■ REQUIREMENTS: In the material below, list every line carrying the string "document".

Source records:
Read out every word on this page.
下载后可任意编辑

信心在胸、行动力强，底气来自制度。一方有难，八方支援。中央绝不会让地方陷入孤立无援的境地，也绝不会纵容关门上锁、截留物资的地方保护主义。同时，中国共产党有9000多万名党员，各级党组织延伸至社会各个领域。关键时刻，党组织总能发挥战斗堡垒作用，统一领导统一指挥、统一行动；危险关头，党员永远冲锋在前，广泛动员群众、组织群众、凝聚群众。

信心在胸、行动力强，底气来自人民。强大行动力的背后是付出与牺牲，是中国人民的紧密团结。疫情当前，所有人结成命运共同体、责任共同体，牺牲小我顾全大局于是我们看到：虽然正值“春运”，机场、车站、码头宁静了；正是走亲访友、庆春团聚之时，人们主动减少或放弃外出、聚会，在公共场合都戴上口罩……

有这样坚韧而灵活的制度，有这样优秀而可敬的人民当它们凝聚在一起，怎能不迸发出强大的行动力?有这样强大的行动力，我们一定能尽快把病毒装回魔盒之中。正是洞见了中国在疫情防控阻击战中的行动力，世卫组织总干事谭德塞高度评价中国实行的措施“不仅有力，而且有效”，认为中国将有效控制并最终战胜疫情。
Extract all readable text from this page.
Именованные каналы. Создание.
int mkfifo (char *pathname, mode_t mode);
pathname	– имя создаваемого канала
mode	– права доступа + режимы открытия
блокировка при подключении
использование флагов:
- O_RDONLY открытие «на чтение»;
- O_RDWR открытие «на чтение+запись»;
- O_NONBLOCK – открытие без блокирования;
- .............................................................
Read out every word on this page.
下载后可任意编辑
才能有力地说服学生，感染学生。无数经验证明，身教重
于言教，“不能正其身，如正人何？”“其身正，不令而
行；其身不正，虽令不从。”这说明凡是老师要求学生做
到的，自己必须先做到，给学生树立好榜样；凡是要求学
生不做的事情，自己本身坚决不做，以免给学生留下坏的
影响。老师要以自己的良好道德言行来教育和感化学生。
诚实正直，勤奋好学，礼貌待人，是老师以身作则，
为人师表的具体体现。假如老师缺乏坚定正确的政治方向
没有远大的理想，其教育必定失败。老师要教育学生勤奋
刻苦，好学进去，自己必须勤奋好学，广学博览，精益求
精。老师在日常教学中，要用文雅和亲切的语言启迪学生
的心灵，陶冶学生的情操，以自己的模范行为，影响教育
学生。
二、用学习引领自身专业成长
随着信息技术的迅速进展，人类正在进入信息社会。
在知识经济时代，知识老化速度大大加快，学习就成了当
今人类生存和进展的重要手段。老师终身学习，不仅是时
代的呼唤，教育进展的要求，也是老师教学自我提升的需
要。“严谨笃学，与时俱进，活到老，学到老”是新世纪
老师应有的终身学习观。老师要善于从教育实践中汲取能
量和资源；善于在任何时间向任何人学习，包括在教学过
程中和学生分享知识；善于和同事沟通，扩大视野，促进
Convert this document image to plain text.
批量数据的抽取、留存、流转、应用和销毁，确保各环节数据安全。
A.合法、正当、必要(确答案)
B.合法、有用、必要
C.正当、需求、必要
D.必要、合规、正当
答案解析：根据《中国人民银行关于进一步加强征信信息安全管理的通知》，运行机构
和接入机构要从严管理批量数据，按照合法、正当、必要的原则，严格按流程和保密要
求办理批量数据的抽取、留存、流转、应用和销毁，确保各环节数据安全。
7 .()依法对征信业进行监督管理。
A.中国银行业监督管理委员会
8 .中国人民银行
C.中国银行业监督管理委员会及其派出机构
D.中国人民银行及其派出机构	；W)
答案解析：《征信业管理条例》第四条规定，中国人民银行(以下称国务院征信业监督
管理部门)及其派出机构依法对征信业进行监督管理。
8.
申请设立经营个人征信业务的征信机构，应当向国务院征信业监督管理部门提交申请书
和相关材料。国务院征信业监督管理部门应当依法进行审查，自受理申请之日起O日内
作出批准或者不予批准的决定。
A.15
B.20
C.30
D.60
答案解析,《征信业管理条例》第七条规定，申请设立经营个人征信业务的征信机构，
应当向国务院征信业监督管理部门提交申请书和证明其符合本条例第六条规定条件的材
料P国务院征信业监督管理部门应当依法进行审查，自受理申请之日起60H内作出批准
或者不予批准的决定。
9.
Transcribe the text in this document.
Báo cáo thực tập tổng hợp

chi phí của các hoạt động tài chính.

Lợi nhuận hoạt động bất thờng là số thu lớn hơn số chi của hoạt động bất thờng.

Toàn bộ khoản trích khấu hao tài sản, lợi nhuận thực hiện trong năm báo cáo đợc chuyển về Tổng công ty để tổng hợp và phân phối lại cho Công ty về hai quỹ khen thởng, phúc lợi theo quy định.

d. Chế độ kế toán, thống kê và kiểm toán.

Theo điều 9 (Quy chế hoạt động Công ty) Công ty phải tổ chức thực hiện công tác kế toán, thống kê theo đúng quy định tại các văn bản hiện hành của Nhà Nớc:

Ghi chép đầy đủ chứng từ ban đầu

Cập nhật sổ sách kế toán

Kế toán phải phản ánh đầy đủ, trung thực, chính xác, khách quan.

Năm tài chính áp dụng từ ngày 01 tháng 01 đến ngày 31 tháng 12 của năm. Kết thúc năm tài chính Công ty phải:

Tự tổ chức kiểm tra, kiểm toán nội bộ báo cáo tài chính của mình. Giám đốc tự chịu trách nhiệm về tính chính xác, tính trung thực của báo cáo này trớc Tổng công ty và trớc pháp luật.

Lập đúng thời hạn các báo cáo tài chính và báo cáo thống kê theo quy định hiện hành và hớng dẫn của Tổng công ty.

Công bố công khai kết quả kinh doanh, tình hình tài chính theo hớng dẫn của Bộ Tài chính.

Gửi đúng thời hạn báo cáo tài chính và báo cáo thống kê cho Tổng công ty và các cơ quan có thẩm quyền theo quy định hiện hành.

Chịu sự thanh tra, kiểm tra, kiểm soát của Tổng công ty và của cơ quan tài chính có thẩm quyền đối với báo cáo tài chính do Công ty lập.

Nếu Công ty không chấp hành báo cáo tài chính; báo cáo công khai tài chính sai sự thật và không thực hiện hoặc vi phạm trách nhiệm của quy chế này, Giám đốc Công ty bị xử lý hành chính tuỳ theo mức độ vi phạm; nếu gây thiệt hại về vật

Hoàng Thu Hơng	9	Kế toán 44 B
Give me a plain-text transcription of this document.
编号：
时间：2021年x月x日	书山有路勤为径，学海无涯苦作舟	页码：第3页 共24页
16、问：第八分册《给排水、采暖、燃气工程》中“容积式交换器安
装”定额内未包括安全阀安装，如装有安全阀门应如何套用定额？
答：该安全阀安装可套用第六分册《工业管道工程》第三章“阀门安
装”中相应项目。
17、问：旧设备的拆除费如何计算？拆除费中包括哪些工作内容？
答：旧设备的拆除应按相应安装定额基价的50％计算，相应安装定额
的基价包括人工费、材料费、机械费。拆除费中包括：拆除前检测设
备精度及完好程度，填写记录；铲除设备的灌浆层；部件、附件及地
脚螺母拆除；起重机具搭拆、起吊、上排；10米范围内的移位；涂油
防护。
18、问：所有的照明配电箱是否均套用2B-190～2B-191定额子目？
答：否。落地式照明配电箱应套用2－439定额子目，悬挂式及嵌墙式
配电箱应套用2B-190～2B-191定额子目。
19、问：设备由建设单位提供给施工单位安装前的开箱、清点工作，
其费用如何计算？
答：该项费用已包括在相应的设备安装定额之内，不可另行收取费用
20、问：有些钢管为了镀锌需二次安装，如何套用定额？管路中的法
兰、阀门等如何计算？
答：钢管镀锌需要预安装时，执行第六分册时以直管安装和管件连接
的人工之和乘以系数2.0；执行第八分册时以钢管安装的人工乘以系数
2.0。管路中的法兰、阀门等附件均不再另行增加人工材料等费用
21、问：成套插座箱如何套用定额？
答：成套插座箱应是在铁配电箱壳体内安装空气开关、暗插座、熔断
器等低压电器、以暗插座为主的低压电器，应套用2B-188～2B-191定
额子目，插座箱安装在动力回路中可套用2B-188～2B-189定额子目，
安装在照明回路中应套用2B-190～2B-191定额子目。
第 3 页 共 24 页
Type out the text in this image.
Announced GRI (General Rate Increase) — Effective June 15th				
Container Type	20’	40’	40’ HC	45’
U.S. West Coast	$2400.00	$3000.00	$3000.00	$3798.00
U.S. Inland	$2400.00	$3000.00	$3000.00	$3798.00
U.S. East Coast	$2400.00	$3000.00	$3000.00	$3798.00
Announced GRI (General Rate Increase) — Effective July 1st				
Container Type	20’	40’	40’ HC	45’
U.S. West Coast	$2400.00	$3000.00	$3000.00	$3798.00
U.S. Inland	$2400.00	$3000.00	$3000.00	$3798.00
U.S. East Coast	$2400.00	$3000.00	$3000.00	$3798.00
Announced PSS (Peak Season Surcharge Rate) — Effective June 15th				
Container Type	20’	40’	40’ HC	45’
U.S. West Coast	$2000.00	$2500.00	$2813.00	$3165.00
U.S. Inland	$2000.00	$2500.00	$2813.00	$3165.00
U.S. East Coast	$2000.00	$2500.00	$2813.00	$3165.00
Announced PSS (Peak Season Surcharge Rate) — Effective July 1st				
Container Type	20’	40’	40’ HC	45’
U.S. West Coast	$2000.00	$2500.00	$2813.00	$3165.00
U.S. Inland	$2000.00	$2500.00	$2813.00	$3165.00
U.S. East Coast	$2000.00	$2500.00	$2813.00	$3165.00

■ EXERCISE ANSWER:
Convert this document image to plain text.
Transcribe the text in this document.
Give me a plain-text transcription of this document.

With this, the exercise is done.